-------- Material provided --------

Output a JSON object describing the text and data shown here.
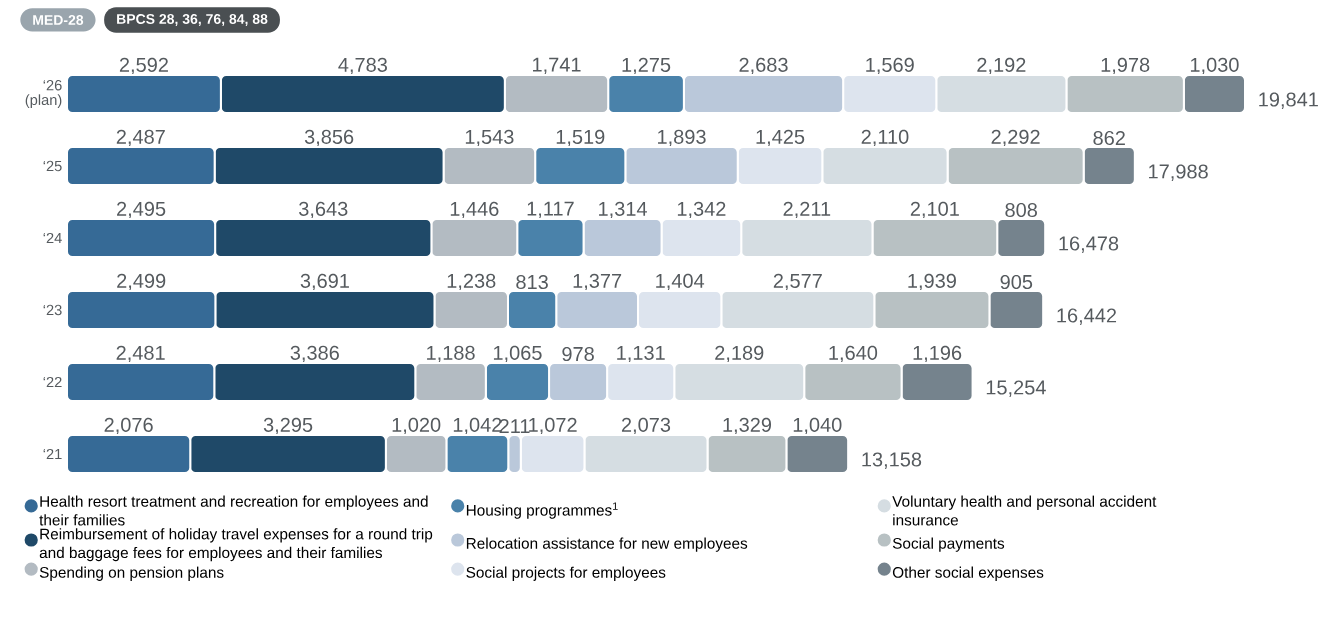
{
  "chart_data": {
    "type": "bar",
    "orientation": "horizontal",
    "stacked": true,
    "categories": [
      "‘26 (plan)",
      "‘25",
      "‘24",
      "‘23",
      "‘22",
      "‘21"
    ],
    "series": [
      {
        "name": "Health resort treatment and recreation for employees and their families",
        "color": "#366a96",
        "values": [
          2592,
          2487,
          2495,
          2499,
          2481,
          2076
        ],
        "value_labels": [
          "2,592",
          "2,487",
          "2,495",
          "2,499",
          "2,481",
          "2,076"
        ]
      },
      {
        "name": "Reimbursement of holiday travel expenses for a round trip and baggage fees for employees and their families",
        "color": "#1f4968",
        "values": [
          4783,
          3856,
          3643,
          3691,
          3386,
          3295
        ],
        "value_labels": [
          "4,783",
          "3,856",
          "3,643",
          "3,691",
          "3,386",
          "3,295"
        ]
      },
      {
        "name": "Spending on pension plans",
        "color": "#b3bbc2",
        "values": [
          1741,
          1543,
          1446,
          1238,
          1188,
          1020
        ],
        "value_labels": [
          "1,741",
          "1,543",
          "1,446",
          "1,238",
          "1,188",
          "1,020"
        ]
      },
      {
        "name": "Housing programmes$^{1}$",
        "color": "#4a82aa",
        "values": [
          1275,
          1519,
          1117,
          813,
          1065,
          1042
        ],
        "value_labels": [
          "1,275",
          "1,519",
          "1,117",
          "813",
          "1,065",
          "1,042"
        ]
      },
      {
        "name": "Relocation assistance for new employees",
        "color": "#bac8da",
        "values": [
          2683,
          1893,
          1314,
          1377,
          978,
          211
        ],
        "value_labels": [
          "2,683",
          "1,893",
          "1,314",
          "1,377",
          "978",
          "211"
        ]
      },
      {
        "name": "Social projects for employees",
        "color": "#dde4ee",
        "values": [
          1569,
          1425,
          1342,
          1404,
          1131,
          1072
        ],
        "value_labels": [
          "1,569",
          "1,425",
          "1,342",
          "1,404",
          "1,131",
          "1,072"
        ]
      },
      {
        "name": "Voluntary health and personal accident insurance",
        "color": "#d5dde2",
        "values": [
          2192,
          2110,
          2211,
          2577,
          2189,
          2073
        ],
        "value_labels": [
          "2,192",
          "2,110",
          "2,211",
          "2,577",
          "2,189",
          "2,073"
        ]
      },
      {
        "name": "Social payments",
        "color": "#b8c1c3",
        "values": [
          1978,
          2292,
          2101,
          1939,
          1640,
          1329
        ],
        "value_labels": [
          "1,978",
          "2,292",
          "2,101",
          "1,939",
          "1,640",
          "1,329"
        ]
      },
      {
        "name": "Other social expenses",
        "color": "#75838d",
        "values": [
          1030,
          862,
          808,
          905,
          1196,
          1040
        ],
        "value_labels": [
          "1,030",
          "862",
          "808",
          "905",
          "1,196",
          "1,040"
        ]
      }
    ],
    "totals": [
      "19,841",
      "17,988",
      "16,478",
      "16,442",
      "15,254",
      "13,158"
    ],
    "annotations": [
      "MED-28",
      "BPCS 28, 36, 76, 84, 88"
    ],
    "legend": "bottom"
  }
}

--------

### What the task requires
Extract each line holding the word "expenses" from the records.

### Answer to this task
        "name": "Reimbursement of holiday travel expenses for a round trip and baggage fees for employees and their families",
        "name": "Other social expenses",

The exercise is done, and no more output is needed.